## DATA SECTION
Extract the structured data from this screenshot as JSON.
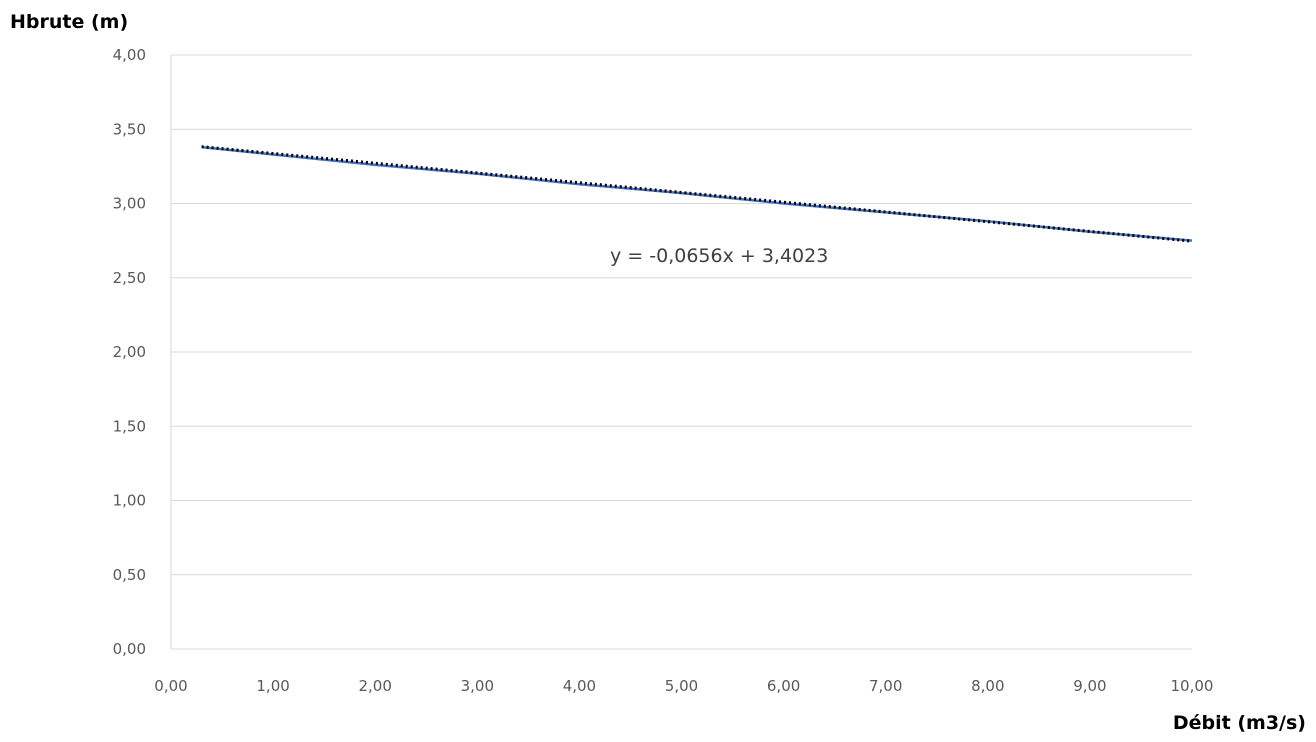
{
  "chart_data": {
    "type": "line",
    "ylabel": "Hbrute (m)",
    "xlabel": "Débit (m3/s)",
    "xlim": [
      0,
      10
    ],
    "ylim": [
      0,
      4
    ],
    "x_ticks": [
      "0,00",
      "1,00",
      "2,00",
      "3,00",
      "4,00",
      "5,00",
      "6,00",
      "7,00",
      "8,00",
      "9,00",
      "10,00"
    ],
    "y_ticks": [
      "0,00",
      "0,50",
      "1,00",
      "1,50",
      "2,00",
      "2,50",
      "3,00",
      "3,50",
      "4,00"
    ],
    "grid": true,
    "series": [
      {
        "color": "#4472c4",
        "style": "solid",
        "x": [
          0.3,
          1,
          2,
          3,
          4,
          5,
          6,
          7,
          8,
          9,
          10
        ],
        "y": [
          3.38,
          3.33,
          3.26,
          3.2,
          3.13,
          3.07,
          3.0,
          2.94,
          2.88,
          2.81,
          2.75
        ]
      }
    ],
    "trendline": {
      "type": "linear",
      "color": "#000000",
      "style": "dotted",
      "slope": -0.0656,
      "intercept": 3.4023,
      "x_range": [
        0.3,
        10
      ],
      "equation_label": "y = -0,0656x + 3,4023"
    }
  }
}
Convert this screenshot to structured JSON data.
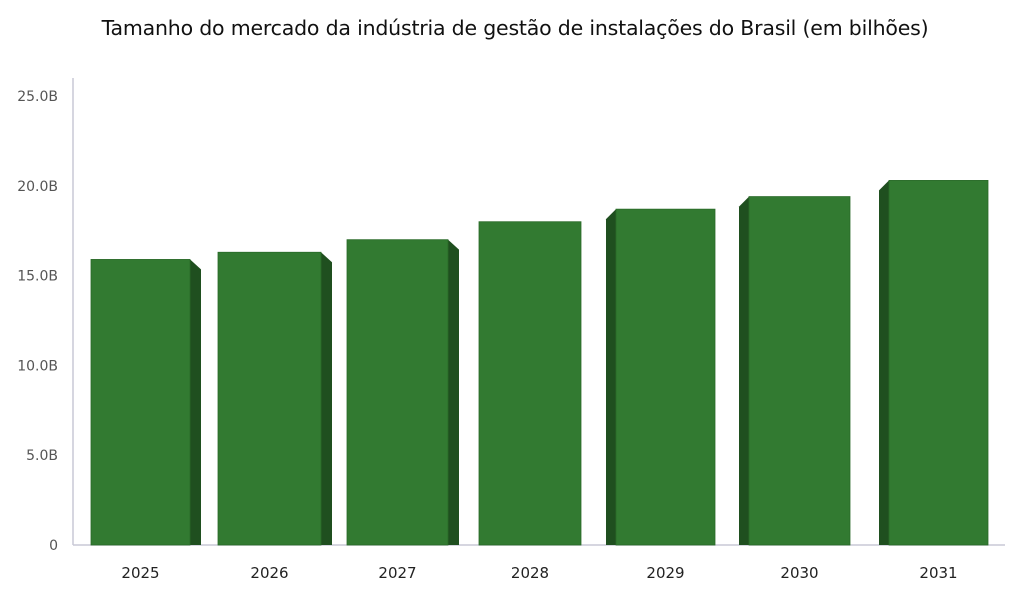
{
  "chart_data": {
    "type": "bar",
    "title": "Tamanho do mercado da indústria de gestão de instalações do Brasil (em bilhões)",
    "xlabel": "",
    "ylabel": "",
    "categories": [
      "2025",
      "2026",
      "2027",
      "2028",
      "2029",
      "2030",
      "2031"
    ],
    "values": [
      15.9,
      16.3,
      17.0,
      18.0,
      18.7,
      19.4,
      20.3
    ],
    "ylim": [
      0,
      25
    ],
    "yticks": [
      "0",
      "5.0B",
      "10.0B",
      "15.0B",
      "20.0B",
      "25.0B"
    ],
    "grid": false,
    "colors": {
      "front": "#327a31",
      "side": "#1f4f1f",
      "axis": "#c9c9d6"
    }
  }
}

---

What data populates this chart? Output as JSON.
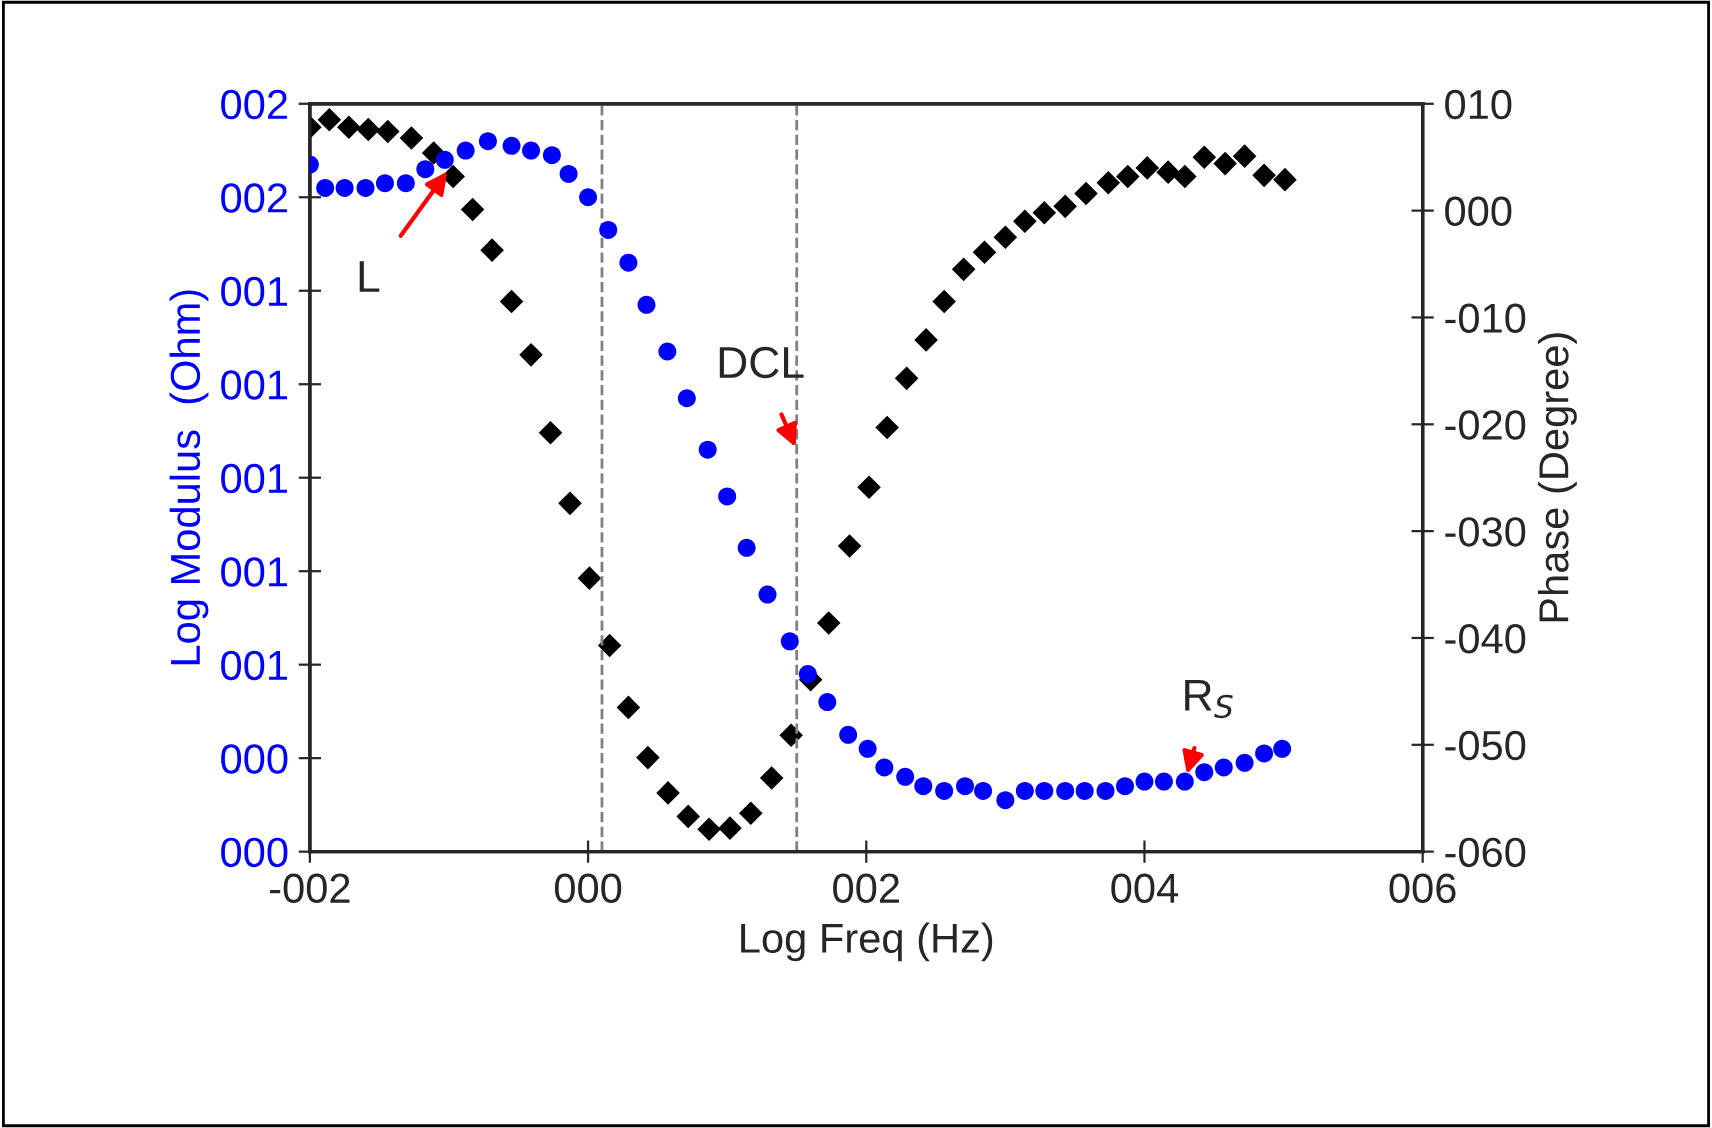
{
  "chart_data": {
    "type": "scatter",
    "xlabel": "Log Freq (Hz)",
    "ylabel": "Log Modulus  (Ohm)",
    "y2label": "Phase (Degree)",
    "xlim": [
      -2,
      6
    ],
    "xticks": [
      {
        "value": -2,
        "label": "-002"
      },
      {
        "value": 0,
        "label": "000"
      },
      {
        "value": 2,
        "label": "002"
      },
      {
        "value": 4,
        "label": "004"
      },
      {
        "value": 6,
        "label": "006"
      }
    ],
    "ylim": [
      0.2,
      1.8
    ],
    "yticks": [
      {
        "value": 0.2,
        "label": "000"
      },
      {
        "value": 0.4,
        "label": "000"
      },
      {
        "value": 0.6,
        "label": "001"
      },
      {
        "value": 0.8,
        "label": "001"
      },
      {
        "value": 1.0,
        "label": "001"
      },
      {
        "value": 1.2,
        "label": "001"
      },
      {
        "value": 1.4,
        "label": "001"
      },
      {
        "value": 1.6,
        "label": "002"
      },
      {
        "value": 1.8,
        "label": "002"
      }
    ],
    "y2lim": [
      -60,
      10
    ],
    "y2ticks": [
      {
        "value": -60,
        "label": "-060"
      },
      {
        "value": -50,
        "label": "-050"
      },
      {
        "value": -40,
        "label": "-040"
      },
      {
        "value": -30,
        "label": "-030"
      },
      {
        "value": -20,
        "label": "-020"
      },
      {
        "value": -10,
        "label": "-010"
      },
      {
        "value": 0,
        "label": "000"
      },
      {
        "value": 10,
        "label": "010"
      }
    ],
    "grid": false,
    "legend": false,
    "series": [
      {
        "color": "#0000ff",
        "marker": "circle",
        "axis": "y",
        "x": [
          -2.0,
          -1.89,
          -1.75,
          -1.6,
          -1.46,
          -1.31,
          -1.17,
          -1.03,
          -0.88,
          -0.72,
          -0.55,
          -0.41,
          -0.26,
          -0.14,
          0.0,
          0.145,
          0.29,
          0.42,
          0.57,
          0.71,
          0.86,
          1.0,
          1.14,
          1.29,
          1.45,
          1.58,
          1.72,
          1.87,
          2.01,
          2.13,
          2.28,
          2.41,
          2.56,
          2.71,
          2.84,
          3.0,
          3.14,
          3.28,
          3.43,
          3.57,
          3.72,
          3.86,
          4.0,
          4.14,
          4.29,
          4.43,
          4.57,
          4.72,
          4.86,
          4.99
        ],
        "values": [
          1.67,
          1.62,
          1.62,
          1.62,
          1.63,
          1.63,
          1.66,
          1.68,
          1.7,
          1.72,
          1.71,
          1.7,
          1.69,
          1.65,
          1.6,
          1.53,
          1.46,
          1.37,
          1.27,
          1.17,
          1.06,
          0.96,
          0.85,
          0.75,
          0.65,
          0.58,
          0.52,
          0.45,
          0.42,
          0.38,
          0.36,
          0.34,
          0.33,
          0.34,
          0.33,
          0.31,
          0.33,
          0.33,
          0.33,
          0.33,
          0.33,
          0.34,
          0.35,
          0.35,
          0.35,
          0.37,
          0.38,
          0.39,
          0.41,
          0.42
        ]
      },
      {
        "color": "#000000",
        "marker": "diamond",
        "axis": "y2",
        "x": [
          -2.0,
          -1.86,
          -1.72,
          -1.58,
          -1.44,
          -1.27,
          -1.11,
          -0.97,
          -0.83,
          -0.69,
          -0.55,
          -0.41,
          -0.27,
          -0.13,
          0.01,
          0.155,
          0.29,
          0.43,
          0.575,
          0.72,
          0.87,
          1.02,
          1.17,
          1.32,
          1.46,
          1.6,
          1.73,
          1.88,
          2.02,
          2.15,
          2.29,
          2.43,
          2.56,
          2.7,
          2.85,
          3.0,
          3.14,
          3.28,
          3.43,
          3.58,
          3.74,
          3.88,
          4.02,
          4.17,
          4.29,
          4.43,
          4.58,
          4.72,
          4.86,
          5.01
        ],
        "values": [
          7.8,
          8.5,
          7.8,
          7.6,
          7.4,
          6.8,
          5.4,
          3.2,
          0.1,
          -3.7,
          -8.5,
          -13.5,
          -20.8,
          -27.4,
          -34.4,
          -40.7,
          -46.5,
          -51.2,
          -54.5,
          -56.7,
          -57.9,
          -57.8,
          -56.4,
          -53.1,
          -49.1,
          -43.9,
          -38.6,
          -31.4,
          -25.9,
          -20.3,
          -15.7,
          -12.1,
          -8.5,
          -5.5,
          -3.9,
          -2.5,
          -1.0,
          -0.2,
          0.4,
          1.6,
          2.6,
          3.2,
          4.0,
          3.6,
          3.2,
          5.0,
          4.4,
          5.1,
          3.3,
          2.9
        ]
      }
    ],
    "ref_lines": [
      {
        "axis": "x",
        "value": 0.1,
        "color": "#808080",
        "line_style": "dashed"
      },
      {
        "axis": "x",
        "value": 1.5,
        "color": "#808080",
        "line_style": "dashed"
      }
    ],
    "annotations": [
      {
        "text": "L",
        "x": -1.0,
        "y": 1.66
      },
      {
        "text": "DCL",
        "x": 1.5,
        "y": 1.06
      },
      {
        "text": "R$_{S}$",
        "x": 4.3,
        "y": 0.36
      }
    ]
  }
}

## TASK
Gather up every line from the listing above in which the word "this" occurs.

## SOLUTION TO THE EXERCISE
Extract the structured data from this screenshot as JSON.
Convert this screenshot to structured JSON data.
What data populates this chart? Output as JSON.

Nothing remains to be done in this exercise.